[START ROWS]

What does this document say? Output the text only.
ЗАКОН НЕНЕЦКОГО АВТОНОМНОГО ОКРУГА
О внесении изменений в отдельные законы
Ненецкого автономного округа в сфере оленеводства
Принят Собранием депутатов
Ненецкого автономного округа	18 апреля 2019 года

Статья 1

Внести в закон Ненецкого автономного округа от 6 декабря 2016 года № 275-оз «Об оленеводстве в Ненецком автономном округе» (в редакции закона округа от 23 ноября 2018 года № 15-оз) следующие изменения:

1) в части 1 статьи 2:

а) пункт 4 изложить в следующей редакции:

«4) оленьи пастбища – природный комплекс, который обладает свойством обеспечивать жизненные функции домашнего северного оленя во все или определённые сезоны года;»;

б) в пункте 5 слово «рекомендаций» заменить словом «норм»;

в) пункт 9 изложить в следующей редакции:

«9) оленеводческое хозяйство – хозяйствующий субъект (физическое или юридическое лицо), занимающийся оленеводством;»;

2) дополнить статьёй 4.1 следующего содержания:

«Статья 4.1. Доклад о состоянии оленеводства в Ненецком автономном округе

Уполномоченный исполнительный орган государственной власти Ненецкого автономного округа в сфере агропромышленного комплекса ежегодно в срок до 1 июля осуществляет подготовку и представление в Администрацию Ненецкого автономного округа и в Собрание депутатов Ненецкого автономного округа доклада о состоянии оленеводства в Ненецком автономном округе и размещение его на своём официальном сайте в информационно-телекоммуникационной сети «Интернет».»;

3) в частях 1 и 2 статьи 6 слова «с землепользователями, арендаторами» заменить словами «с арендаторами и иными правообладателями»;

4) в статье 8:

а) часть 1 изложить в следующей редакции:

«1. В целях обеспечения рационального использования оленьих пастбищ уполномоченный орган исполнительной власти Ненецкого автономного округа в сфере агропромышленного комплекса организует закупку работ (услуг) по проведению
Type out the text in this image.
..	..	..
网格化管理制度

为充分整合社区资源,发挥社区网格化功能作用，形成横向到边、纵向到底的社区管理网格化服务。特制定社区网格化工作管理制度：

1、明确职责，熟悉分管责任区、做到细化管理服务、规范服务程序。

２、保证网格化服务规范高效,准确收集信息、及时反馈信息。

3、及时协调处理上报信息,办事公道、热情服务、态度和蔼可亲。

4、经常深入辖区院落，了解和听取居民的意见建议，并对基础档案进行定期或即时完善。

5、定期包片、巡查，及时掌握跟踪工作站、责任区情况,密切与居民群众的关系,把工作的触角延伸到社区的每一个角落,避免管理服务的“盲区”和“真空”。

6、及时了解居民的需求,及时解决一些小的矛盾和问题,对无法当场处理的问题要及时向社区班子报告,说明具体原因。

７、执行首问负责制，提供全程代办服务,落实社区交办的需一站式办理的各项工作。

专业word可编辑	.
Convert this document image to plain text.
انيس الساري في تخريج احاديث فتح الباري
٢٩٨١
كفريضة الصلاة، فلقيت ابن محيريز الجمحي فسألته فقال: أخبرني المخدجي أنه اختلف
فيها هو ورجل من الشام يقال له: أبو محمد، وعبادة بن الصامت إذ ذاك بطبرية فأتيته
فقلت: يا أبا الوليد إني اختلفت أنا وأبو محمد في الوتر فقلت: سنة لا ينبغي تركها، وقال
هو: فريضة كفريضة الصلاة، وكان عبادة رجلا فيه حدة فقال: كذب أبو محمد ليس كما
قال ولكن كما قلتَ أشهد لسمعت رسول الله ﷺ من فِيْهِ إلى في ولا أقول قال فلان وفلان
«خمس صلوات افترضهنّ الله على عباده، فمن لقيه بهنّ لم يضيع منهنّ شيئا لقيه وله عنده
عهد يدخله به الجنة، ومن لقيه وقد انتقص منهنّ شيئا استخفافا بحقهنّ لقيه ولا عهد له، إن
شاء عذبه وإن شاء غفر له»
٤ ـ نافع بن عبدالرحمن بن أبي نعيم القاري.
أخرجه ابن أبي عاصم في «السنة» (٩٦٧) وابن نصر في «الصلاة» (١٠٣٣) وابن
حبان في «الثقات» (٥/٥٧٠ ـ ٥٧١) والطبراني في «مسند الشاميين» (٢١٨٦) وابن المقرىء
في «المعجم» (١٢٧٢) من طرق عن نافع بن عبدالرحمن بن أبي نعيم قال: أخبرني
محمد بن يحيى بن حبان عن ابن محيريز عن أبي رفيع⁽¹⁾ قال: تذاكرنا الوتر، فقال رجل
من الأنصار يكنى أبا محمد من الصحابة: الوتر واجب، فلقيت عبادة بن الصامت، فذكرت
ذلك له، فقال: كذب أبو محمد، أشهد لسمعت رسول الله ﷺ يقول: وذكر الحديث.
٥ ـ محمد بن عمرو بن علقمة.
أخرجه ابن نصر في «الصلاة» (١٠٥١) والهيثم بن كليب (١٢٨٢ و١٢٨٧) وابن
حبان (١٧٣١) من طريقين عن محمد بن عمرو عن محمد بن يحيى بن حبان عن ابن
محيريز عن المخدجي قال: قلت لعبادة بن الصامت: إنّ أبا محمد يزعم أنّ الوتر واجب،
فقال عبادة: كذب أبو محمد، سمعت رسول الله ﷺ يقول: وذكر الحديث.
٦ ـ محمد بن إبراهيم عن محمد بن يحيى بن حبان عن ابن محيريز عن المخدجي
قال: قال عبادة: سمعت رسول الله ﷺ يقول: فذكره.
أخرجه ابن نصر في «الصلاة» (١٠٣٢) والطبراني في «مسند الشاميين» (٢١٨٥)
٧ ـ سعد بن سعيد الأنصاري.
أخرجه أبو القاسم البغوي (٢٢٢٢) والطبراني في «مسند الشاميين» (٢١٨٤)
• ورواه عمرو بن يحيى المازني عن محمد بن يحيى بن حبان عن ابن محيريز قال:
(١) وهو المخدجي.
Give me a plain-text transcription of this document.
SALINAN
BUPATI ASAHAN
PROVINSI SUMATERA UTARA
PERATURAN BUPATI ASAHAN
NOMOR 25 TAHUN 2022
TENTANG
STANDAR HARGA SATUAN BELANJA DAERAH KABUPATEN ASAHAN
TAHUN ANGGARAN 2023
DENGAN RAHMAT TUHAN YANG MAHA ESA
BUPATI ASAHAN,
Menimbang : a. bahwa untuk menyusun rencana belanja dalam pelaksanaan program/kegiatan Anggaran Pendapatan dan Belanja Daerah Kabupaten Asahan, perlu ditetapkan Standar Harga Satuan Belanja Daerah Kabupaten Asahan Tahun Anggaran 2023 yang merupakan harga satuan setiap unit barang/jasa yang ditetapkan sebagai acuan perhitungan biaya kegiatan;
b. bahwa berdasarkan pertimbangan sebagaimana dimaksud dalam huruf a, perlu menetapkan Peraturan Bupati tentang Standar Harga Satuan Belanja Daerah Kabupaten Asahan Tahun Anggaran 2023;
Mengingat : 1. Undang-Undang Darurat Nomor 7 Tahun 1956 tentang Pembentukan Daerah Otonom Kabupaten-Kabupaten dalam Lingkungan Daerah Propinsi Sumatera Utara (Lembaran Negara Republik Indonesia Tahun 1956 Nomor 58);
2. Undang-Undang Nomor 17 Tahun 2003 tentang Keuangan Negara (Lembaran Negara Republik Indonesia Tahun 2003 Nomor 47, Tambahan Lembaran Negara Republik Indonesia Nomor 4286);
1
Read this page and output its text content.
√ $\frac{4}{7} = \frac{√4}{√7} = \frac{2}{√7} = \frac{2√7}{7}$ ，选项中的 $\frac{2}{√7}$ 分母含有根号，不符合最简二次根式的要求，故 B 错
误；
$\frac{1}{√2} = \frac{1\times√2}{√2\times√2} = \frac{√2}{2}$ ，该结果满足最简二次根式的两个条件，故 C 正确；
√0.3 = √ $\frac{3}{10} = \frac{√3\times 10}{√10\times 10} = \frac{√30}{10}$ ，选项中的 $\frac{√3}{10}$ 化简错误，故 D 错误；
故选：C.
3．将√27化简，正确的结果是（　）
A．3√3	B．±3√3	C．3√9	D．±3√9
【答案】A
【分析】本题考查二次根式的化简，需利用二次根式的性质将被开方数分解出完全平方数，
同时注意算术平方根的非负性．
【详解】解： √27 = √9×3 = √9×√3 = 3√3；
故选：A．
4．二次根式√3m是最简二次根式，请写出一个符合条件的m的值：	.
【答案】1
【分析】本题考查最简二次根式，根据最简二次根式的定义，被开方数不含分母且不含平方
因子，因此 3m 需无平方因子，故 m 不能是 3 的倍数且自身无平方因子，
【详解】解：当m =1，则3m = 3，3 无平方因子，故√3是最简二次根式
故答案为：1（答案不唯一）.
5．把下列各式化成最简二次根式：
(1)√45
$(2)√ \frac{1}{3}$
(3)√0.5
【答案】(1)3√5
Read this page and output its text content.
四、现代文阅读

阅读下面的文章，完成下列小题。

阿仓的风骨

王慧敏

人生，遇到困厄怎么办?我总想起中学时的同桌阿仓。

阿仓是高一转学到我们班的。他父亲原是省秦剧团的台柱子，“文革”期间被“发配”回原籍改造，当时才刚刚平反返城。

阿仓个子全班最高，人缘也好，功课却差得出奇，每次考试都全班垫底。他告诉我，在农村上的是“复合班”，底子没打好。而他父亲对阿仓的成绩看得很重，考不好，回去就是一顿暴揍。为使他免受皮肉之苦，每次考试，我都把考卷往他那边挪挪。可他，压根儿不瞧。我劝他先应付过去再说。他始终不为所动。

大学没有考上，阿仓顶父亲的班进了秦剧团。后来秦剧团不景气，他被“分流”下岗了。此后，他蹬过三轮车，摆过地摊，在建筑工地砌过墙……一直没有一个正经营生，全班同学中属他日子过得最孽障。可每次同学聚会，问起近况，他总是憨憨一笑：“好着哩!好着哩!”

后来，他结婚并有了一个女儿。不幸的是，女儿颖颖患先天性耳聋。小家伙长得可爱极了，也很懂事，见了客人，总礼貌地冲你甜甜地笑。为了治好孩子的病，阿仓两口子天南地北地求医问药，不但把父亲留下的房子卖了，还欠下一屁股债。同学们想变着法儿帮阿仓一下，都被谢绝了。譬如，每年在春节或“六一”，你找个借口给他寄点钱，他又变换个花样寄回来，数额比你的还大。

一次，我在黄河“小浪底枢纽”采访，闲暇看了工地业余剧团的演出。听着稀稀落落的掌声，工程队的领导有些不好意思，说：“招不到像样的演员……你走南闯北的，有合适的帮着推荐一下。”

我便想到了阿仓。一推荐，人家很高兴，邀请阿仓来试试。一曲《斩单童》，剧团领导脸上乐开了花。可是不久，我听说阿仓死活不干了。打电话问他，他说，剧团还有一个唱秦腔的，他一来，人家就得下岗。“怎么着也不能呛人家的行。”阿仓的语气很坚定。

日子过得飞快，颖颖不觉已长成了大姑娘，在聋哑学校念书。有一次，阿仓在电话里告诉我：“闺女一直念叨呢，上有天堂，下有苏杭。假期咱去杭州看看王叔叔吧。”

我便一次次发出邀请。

[END ROWS]

-- OBJECTIVE --
Scan the listing above and identify each line holding the string "frac"; copy every such line.

-- ANSWER TO THE PROBLEM --
√ $\frac{4}{7} = \frac{√4}{√7} = \frac{2}{√7} = \frac{2√7}{7}$ ，选项中的 $\frac{2}{√7}$ 分母含有根号，不符合最简二次根式的要求，故 B 错
$\frac{1}{√2} = \frac{1\times√2}{√2\times√2} = \frac{√2}{2}$ ，该结果满足最简二次根式的两个条件，故 C 正确；
√0.3 = √ $\frac{3}{10} = \frac{√3\times 10}{√10\times 10} = \frac{√30}{10}$ ，选项中的 $\frac{√3}{10}$ 化简错误，故 D 错误；
$(2)√ \frac{1}{3}$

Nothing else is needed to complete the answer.